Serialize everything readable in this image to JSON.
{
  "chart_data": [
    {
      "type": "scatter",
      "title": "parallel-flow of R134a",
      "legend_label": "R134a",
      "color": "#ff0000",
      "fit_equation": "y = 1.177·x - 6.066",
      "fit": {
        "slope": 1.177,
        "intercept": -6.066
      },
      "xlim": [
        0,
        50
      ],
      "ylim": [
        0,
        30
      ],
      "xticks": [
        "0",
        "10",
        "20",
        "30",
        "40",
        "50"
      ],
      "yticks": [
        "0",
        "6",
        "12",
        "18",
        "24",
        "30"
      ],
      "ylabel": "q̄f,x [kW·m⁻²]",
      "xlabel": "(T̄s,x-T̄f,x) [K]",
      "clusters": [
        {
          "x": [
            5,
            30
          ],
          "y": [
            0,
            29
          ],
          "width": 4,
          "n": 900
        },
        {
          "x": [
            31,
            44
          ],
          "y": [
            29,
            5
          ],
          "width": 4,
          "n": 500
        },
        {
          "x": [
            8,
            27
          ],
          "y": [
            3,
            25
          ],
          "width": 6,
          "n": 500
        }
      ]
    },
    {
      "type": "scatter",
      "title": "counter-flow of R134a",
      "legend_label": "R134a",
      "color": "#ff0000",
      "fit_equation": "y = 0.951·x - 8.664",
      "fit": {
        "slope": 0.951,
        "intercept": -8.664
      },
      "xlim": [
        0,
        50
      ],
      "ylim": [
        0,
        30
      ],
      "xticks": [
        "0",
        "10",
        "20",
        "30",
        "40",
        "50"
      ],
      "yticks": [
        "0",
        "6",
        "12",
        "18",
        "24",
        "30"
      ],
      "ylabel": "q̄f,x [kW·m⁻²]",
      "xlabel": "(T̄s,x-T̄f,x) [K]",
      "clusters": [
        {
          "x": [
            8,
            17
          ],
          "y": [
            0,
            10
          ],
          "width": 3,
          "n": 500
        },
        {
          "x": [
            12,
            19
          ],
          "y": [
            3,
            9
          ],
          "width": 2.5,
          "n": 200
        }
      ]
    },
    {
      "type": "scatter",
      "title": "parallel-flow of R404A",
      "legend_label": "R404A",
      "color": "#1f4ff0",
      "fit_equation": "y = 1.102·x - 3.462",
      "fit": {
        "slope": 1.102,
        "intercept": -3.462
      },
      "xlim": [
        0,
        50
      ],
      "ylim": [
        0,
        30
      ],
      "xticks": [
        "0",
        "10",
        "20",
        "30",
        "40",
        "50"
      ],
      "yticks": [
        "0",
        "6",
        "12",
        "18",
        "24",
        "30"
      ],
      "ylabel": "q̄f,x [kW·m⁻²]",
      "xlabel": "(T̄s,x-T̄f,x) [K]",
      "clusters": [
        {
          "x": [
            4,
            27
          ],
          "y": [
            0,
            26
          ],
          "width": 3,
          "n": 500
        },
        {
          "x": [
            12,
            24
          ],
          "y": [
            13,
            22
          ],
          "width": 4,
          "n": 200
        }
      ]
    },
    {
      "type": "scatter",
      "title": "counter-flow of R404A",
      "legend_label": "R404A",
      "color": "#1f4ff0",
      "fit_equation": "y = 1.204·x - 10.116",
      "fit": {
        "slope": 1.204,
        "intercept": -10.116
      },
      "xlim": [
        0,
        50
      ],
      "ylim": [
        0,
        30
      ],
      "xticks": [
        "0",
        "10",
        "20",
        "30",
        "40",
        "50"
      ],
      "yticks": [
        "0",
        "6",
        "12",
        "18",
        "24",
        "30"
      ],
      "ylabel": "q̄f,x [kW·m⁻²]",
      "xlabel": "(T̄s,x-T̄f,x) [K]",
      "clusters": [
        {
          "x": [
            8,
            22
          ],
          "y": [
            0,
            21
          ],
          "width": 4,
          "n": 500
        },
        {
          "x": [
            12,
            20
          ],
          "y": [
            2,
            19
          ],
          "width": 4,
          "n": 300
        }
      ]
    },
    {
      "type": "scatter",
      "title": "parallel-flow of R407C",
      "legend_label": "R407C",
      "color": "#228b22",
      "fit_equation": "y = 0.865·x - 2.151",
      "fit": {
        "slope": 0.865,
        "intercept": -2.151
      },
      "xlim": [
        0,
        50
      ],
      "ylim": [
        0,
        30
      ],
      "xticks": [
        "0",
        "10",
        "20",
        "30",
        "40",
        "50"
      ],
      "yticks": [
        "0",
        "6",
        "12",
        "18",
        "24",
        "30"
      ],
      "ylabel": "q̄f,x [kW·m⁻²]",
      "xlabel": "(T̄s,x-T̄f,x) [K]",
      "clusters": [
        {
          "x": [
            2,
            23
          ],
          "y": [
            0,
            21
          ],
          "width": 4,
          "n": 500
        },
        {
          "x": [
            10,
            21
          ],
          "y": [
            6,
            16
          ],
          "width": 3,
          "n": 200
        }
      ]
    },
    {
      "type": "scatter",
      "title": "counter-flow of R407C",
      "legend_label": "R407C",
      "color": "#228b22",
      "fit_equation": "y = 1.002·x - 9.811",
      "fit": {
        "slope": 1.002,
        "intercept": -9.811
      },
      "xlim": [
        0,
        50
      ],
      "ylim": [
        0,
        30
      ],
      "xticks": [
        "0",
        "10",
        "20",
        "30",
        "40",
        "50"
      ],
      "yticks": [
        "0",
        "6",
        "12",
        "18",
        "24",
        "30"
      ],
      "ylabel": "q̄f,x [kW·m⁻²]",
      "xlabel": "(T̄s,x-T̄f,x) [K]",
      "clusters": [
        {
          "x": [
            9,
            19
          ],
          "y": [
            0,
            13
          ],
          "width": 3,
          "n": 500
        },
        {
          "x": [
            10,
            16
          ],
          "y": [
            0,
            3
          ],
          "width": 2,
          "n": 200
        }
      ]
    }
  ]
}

Exercise prompt. Reproduce the listing shown above in its entirety, exactly.

Written answer.
Serialize everything readable in this image to JSON.
{
  "chart_data": [
    {
      "type": "scatter",
      "title": "parallel-flow of R134a",
      "legend_label": "R134a",
      "color": "#ff0000",
      "fit_equation": "y = 1.177·x - 6.066",
      "fit": {
        "slope": 1.177,
        "intercept": -6.066
      },
      "xlim": [
        0,
        50
      ],
      "ylim": [
        0,
        30
      ],
      "xticks": [
        "0",
        "10",
        "20",
        "30",
        "40",
        "50"
      ],
      "yticks": [
        "0",
        "6",
        "12",
        "18",
        "24",
        "30"
      ],
      "ylabel": "q̄f,x [kW·m⁻²]",
      "xlabel": "(T̄s,x-T̄f,x) [K]",
      "clusters": [
        {
          "x": [
            5,
            30
          ],
          "y": [
            0,
            29
          ],
          "width": 4,
          "n": 900
        },
        {
          "x": [
            31,
            44
          ],
          "y": [
            29,
            5
          ],
          "width": 4,
          "n": 500
        },
        {
          "x": [
            8,
            27
          ],
          "y": [
            3,
            25
          ],
          "width": 6,
          "n": 500
        }
      ]
    },
    {
      "type": "scatter",
      "title": "counter-flow of R134a",
      "legend_label": "R134a",
      "color": "#ff0000",
      "fit_equation": "y = 0.951·x - 8.664",
      "fit": {
        "slope": 0.951,
        "intercept": -8.664
      },
      "xlim": [
        0,
        50
      ],
      "ylim": [
        0,
        30
      ],
      "xticks": [
        "0",
        "10",
        "20",
        "30",
        "40",
        "50"
      ],
      "yticks": [
        "0",
        "6",
        "12",
        "18",
        "24",
        "30"
      ],
      "ylabel": "q̄f,x [kW·m⁻²]",
      "xlabel": "(T̄s,x-T̄f,x) [K]",
      "clusters": [
        {
          "x": [
            8,
            17
          ],
          "y": [
            0,
            10
          ],
          "width": 3,
          "n": 500
        },
        {
          "x": [
            12,
            19
          ],
          "y": [
            3,
            9
          ],
          "width": 2.5,
          "n": 200
        }
      ]
    },
    {
      "type": "scatter",
      "title": "parallel-flow of R404A",
      "legend_label": "R404A",
      "color": "#1f4ff0",
      "fit_equation": "y = 1.102·x - 3.462",
      "fit": {
        "slope": 1.102,
        "intercept": -3.462
      },
      "xlim": [
        0,
        50
      ],
      "ylim": [
        0,
        30
      ],
      "xticks": [
        "0",
        "10",
        "20",
        "30",
        "40",
        "50"
      ],
      "yticks": [
        "0",
        "6",
        "12",
        "18",
        "24",
        "30"
      ],
      "ylabel": "q̄f,x [kW·m⁻²]",
      "xlabel": "(T̄s,x-T̄f,x) [K]",
      "clusters": [
        {
          "x": [
            4,
            27
          ],
          "y": [
            0,
            26
          ],
          "width": 3,
          "n": 500
        },
        {
          "x": [
            12,
            24
          ],
          "y": [
            13,
            22
          ],
          "width": 4,
          "n": 200
        }
      ]
    },
    {
      "type": "scatter",
      "title": "counter-flow of R404A",
      "legend_label": "R404A",
      "color": "#1f4ff0",
      "fit_equation": "y = 1.204·x - 10.116",
      "fit": {
        "slope": 1.204,
        "intercept": -10.116
      },
      "xlim": [
        0,
        50
      ],
      "ylim": [
        0,
        30
      ],
      "xticks": [
        "0",
        "10",
        "20",
        "30",
        "40",
        "50"
      ],
      "yticks": [
        "0",
        "6",
        "12",
        "18",
        "24",
        "30"
      ],
      "ylabel": "q̄f,x [kW·m⁻²]",
      "xlabel": "(T̄s,x-T̄f,x) [K]",
      "clusters": [
        {
          "x": [
            8,
            22
          ],
          "y": [
            0,
            21
          ],
          "width": 4,
          "n": 500
        },
        {
          "x": [
            12,
            20
          ],
          "y": [
            2,
            19
          ],
          "width": 4,
          "n": 300
        }
      ]
    },
    {
      "type": "scatter",
      "title": "parallel-flow of R407C",
      "legend_label": "R407C",
      "color": "#228b22",
      "fit_equation": "y = 0.865·x - 2.151",
      "fit": {
        "slope": 0.865,
        "intercept": -2.151
      },
      "xlim": [
        0,
        50
      ],
      "ylim": [
        0,
        30
      ],
      "xticks": [
        "0",
        "10",
        "20",
        "30",
        "40",
        "50"
      ],
      "yticks": [
        "0",
        "6",
        "12",
        "18",
        "24",
        "30"
      ],
      "ylabel": "q̄f,x [kW·m⁻²]",
      "xlabel": "(T̄s,x-T̄f,x) [K]",
      "clusters": [
        {
          "x": [
            2,
            23
          ],
          "y": [
            0,
            21
          ],
          "width": 4,
          "n": 500
        },
        {
          "x": [
            10,
            21
          ],
          "y": [
            6,
            16
          ],
          "width": 3,
          "n": 200
        }
      ]
    },
    {
      "type": "scatter",
      "title": "counter-flow of R407C",
      "legend_label": "R407C",
      "color": "#228b22",
      "fit_equation": "y = 1.002·x - 9.811",
      "fit": {
        "slope": 1.002,
        "intercept": -9.811
      },
      "xlim": [
        0,
        50
      ],
      "ylim": [
        0,
        30
      ],
      "xticks": [
        "0",
        "10",
        "20",
        "30",
        "40",
        "50"
      ],
      "yticks": [
        "0",
        "6",
        "12",
        "18",
        "24",
        "30"
      ],
      "ylabel": "q̄f,x [kW·m⁻²]",
      "xlabel": "(T̄s,x-T̄f,x) [K]",
      "clusters": [
        {
          "x": [
            9,
            19
          ],
          "y": [
            0,
            13
          ],
          "width": 3,
          "n": 500
        },
        {
          "x": [
            10,
            16
          ],
          "y": [
            0,
            3
          ],
          "width": 2,
          "n": 200
        }
      ]
    }
  ]
}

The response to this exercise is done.